■ **DESCRIPTION OF THE TASK**:
Write the material out again, line by line, exactly as it is.

--- Start of INFORMATION PROVIDED ---

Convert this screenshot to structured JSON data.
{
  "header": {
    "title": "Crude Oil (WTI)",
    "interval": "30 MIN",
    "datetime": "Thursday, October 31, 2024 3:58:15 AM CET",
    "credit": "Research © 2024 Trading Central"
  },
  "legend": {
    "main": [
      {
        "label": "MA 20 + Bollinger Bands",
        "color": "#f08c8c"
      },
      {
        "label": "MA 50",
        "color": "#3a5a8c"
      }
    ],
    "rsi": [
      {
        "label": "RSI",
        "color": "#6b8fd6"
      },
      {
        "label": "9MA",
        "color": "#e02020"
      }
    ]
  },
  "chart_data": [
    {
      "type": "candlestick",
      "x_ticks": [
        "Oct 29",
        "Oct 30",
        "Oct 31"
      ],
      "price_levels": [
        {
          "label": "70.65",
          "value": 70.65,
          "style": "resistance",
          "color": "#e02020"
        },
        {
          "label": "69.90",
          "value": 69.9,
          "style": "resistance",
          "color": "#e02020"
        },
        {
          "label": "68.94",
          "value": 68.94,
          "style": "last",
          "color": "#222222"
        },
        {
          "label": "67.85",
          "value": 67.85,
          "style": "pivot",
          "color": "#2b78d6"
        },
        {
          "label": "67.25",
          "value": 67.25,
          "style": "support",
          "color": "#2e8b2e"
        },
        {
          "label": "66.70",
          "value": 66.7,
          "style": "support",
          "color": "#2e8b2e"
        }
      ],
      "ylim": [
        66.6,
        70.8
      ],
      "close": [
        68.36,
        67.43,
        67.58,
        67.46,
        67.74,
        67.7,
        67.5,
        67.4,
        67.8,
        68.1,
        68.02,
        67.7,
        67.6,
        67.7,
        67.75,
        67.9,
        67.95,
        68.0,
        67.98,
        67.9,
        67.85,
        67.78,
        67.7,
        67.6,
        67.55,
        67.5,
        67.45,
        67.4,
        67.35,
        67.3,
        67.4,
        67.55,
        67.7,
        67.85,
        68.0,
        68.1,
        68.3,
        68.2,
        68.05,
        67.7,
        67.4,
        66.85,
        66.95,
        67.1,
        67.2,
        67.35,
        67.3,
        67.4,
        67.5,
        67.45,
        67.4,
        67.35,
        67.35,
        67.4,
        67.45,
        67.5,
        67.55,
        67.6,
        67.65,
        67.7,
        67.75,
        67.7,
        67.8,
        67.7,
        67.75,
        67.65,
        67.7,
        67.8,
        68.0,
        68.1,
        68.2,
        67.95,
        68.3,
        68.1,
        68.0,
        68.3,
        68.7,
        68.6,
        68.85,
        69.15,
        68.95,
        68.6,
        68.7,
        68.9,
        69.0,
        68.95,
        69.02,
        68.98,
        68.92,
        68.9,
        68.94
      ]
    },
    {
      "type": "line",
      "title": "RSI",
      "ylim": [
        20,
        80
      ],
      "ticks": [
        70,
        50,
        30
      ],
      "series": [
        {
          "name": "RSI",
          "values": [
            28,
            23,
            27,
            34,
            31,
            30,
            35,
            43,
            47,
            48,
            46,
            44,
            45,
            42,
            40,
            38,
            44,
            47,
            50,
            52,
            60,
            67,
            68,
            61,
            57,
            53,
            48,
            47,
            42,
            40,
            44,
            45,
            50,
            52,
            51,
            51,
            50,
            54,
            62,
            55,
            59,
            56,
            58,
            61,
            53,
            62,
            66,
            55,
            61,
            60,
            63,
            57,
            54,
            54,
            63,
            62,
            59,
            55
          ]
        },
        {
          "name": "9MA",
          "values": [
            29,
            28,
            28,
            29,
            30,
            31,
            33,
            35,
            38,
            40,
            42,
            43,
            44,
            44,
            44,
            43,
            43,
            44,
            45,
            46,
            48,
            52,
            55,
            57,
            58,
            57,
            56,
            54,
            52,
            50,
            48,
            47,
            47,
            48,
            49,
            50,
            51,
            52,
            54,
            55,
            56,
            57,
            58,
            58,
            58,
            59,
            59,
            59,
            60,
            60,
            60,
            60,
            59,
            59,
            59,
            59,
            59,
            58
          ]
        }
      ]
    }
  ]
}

--- End of INFORMATION PROVIDED ---

■ **OUTPUT FOR THIS EXERCISE**:
Convert this screenshot to structured JSON data.
{
  "header": {
    "title": "Crude Oil (WTI)",
    "interval": "30 MIN",
    "datetime": "Thursday, October 31, 2024 3:58:15 AM CET",
    "credit": "Research © 2024 Trading Central"
  },
  "legend": {
    "main": [
      {
        "label": "MA 20 + Bollinger Bands",
        "color": "#f08c8c"
      },
      {
        "label": "MA 50",
        "color": "#3a5a8c"
      }
    ],
    "rsi": [
      {
        "label": "RSI",
        "color": "#6b8fd6"
      },
      {
        "label": "9MA",
        "color": "#e02020"
      }
    ]
  },
  "chart_data": [
    {
      "type": "candlestick",
      "x_ticks": [
        "Oct 29",
        "Oct 30",
        "Oct 31"
      ],
      "price_levels": [
        {
          "label": "70.65",
          "value": 70.65,
          "style": "resistance",
          "color": "#e02020"
        },
        {
          "label": "69.90",
          "value": 69.9,
          "style": "resistance",
          "color": "#e02020"
        },
        {
          "label": "68.94",
          "value": 68.94,
          "style": "last",
          "color": "#222222"
        },
        {
          "label": "67.85",
          "value": 67.85,
          "style": "pivot",
          "color": "#2b78d6"
        },
        {
          "label": "67.25",
          "value": 67.25,
          "style": "support",
          "color": "#2e8b2e"
        },
        {
          "label": "66.70",
          "value": 66.7,
          "style": "support",
          "color": "#2e8b2e"
        }
      ],
      "ylim": [
        66.6,
        70.8
      ],
      "close": [
        68.36,
        67.43,
        67.58,
        67.46,
        67.74,
        67.7,
        67.5,
        67.4,
        67.8,
        68.1,
        68.02,
        67.7,
        67.6,
        67.7,
        67.75,
        67.9,
        67.95,
        68.0,
        67.98,
        67.9,
        67.85,
        67.78,
        67.7,
        67.6,
        67.55,
        67.5,
        67.45,
        67.4,
        67.35,
        67.3,
        67.4,
        67.55,
        67.7,
        67.85,
        68.0,
        68.1,
        68.3,
        68.2,
        68.05,
        67.7,
        67.4,
        66.85,
        66.95,
        67.1,
        67.2,
        67.35,
        67.3,
        67.4,
        67.5,
        67.45,
        67.4,
        67.35,
        67.35,
        67.4,
        67.45,
        67.5,
        67.55,
        67.6,
        67.65,
        67.7,
        67.75,
        67.7,
        67.8,
        67.7,
        67.75,
        67.65,
        67.7,
        67.8,
        68.0,
        68.1,
        68.2,
        67.95,
        68.3,
        68.1,
        68.0,
        68.3,
        68.7,
        68.6,
        68.85,
        69.15,
        68.95,
        68.6,
        68.7,
        68.9,
        69.0,
        68.95,
        69.02,
        68.98,
        68.92,
        68.9,
        68.94
      ]
    },
    {
      "type": "line",
      "title": "RSI",
      "ylim": [
        20,
        80
      ],
      "ticks": [
        70,
        50,
        30
      ],
      "series": [
        {
          "name": "RSI",
          "values": [
            28,
            23,
            27,
            34,
            31,
            30,
            35,
            43,
            47,
            48,
            46,
            44,
            45,
            42,
            40,
            38,
            44,
            47,
            50,
            52,
            60,
            67,
            68,
            61,
            57,
            53,
            48,
            47,
            42,
            40,
            44,
            45,
            50,
            52,
            51,
            51,
            50,
            54,
            62,
            55,
            59,
            56,
            58,
            61,
            53,
            62,
            66,
            55,
            61,
            60,
            63,
            57,
            54,
            54,
            63,
            62,
            59,
            55
          ]
        },
        {
          "name": "9MA",
          "values": [
            29,
            28,
            28,
            29,
            30,
            31,
            33,
            35,
            38,
            40,
            42,
            43,
            44,
            44,
            44,
            43,
            43,
            44,
            45,
            46,
            48,
            52,
            55,
            57,
            58,
            57,
            56,
            54,
            52,
            50,
            48,
            47,
            47,
            48,
            49,
            50,
            51,
            52,
            54,
            55,
            56,
            57,
            58,
            58,
            58,
            59,
            59,
            59,
            60,
            60,
            60,
            60,
            59,
            59,
            59,
            59,
            59,
            58
          ]
        }
      ]
    }
  ]
}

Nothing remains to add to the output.